Written task:
Copy the rows below, changing every "chevron-down-icon" to "dropdown-arrow-icon" and leaving everything else as it is.
** Start of Task inputs **
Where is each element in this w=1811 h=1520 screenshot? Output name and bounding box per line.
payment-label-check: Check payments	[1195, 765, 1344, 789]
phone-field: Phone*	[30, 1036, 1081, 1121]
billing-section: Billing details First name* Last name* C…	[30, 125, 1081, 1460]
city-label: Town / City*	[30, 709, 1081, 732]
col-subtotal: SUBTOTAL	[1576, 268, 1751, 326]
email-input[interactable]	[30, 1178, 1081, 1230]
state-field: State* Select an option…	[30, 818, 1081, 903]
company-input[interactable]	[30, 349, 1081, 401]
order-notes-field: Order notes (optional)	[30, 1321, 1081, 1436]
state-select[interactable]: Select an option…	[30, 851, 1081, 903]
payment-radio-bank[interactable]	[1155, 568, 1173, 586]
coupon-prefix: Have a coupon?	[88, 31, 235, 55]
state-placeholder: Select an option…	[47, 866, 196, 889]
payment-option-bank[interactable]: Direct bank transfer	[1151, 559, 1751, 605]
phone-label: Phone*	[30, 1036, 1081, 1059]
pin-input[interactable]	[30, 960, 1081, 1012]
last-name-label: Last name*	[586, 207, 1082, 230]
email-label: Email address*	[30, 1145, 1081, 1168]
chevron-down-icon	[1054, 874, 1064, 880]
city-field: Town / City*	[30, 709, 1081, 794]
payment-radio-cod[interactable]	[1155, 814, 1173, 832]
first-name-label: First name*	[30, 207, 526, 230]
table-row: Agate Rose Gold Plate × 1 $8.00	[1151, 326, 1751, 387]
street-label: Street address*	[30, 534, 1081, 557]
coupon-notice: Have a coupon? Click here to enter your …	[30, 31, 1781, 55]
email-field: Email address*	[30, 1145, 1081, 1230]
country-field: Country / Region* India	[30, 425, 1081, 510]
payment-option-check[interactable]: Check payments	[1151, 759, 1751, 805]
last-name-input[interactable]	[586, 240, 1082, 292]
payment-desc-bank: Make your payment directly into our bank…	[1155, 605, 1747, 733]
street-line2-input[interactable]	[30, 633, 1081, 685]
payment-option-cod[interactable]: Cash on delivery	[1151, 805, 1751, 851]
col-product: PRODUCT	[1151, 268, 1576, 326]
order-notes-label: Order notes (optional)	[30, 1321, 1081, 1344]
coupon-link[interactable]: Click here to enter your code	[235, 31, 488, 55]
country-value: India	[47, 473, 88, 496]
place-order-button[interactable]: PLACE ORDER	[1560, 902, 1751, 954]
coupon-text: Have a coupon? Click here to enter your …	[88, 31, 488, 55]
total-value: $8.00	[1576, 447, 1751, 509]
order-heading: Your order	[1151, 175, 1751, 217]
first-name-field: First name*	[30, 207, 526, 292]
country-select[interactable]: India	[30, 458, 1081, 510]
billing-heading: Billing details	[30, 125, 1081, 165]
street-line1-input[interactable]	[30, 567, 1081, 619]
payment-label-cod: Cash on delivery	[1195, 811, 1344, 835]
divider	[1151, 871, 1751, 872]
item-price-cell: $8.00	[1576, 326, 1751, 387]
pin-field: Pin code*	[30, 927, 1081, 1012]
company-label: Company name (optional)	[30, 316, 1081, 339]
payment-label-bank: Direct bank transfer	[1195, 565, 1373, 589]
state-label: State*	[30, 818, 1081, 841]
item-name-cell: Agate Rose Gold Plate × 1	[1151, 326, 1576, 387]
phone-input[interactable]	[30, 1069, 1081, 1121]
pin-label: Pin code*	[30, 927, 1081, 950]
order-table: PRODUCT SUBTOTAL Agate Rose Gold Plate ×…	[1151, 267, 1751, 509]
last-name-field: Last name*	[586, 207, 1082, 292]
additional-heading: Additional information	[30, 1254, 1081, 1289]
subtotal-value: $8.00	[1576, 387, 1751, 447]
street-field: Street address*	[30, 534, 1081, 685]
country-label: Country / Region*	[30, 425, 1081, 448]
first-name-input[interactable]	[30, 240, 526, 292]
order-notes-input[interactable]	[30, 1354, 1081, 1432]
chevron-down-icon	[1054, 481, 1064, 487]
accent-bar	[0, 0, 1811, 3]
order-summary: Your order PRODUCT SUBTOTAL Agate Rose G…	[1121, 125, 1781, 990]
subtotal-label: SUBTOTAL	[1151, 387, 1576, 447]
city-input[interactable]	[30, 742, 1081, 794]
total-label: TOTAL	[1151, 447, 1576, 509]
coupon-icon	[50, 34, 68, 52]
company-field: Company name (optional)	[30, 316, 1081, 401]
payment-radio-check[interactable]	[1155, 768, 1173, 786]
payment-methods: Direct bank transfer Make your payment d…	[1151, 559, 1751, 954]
** End of Task inputs **
Exercise solution:
Where is each element in this w=1811 h=1520 screenshot? Output name and bounding box per line.
payment-label-check: Check payments	[1195, 765, 1344, 789]
phone-field: Phone*	[30, 1036, 1081, 1121]
billing-section: Billing details First name* Last name* C…	[30, 125, 1081, 1460]
city-label: Town / City*	[30, 709, 1081, 732]
col-subtotal: SUBTOTAL	[1576, 268, 1751, 326]
email-input[interactable]	[30, 1178, 1081, 1230]
state-field: State* Select an option…	[30, 818, 1081, 903]
company-input[interactable]	[30, 349, 1081, 401]
order-notes-field: Order notes (optional)	[30, 1321, 1081, 1436]
state-select[interactable]: Select an option…	[30, 851, 1081, 903]
payment-radio-bank[interactable]	[1155, 568, 1173, 586]
coupon-prefix: Have a coupon?	[88, 31, 235, 55]
state-placeholder: Select an option…	[47, 866, 196, 889]
payment-option-bank[interactable]: Direct bank transfer	[1151, 559, 1751, 605]
phone-label: Phone*	[30, 1036, 1081, 1059]
pin-input[interactable]	[30, 960, 1081, 1012]
last-name-label: Last name*	[586, 207, 1082, 230]
email-label: Email address*	[30, 1145, 1081, 1168]
dropdown-arrow-icon	[1054, 874, 1064, 880]
city-field: Town / City*	[30, 709, 1081, 794]
payment-radio-cod[interactable]	[1155, 814, 1173, 832]
first-name-label: First name*	[30, 207, 526, 230]
table-row: Agate Rose Gold Plate × 1 $8.00	[1151, 326, 1751, 387]
street-label: Street address*	[30, 534, 1081, 557]
coupon-notice: Have a coupon? Click here to enter your …	[30, 31, 1781, 55]
email-field: Email address*	[30, 1145, 1081, 1230]
country-field: Country / Region* India	[30, 425, 1081, 510]
payment-option-check[interactable]: Check payments	[1151, 759, 1751, 805]
last-name-input[interactable]	[586, 240, 1082, 292]
payment-desc-bank: Make your payment directly into our bank…	[1155, 605, 1747, 733]
street-line2-input[interactable]	[30, 633, 1081, 685]
payment-option-cod[interactable]: Cash on delivery	[1151, 805, 1751, 851]
col-product: PRODUCT	[1151, 268, 1576, 326]
order-notes-label: Order notes (optional)	[30, 1321, 1081, 1344]
coupon-link[interactable]: Click here to enter your code	[235, 31, 488, 55]
country-value: India	[47, 473, 88, 496]
place-order-button[interactable]: PLACE ORDER	[1560, 902, 1751, 954]
coupon-text: Have a coupon? Click here to enter your …	[88, 31, 488, 55]
total-value: $8.00	[1576, 447, 1751, 509]
order-heading: Your order	[1151, 175, 1751, 217]
first-name-field: First name*	[30, 207, 526, 292]
country-select[interactable]: India	[30, 458, 1081, 510]
billing-heading: Billing details	[30, 125, 1081, 165]
street-line1-input[interactable]	[30, 567, 1081, 619]
payment-label-cod: Cash on delivery	[1195, 811, 1344, 835]
divider	[1151, 871, 1751, 872]
item-price-cell: $8.00	[1576, 326, 1751, 387]
pin-field: Pin code*	[30, 927, 1081, 1012]
company-label: Company name (optional)	[30, 316, 1081, 339]
payment-label-bank: Direct bank transfer	[1195, 565, 1373, 589]
state-label: State*	[30, 818, 1081, 841]
item-name-cell: Agate Rose Gold Plate × 1	[1151, 326, 1576, 387]
phone-input[interactable]	[30, 1069, 1081, 1121]
pin-label: Pin code*	[30, 927, 1081, 950]
order-table: PRODUCT SUBTOTAL Agate Rose Gold Plate ×…	[1151, 267, 1751, 509]
last-name-field: Last name*	[586, 207, 1082, 292]
additional-heading: Additional information	[30, 1254, 1081, 1289]
subtotal-value: $8.00	[1576, 387, 1751, 447]
street-field: Street address*	[30, 534, 1081, 685]
country-label: Country / Region*	[30, 425, 1081, 448]
first-name-input[interactable]	[30, 240, 526, 292]
order-notes-input[interactable]	[30, 1354, 1081, 1432]
dropdown-arrow-icon	[1054, 481, 1064, 487]
accent-bar	[0, 0, 1811, 3]
order-summary: Your order PRODUCT SUBTOTAL Agate Rose G…	[1121, 125, 1781, 990]
subtotal-label: SUBTOTAL	[1151, 387, 1576, 447]
city-input[interactable]	[30, 742, 1081, 794]
total-label: TOTAL	[1151, 447, 1576, 509]
coupon-icon	[50, 34, 68, 52]
company-field: Company name (optional)	[30, 316, 1081, 401]
payment-radio-check[interactable]	[1155, 768, 1173, 786]
payment-methods: Direct bank transfer Make your payment d…	[1151, 559, 1751, 954]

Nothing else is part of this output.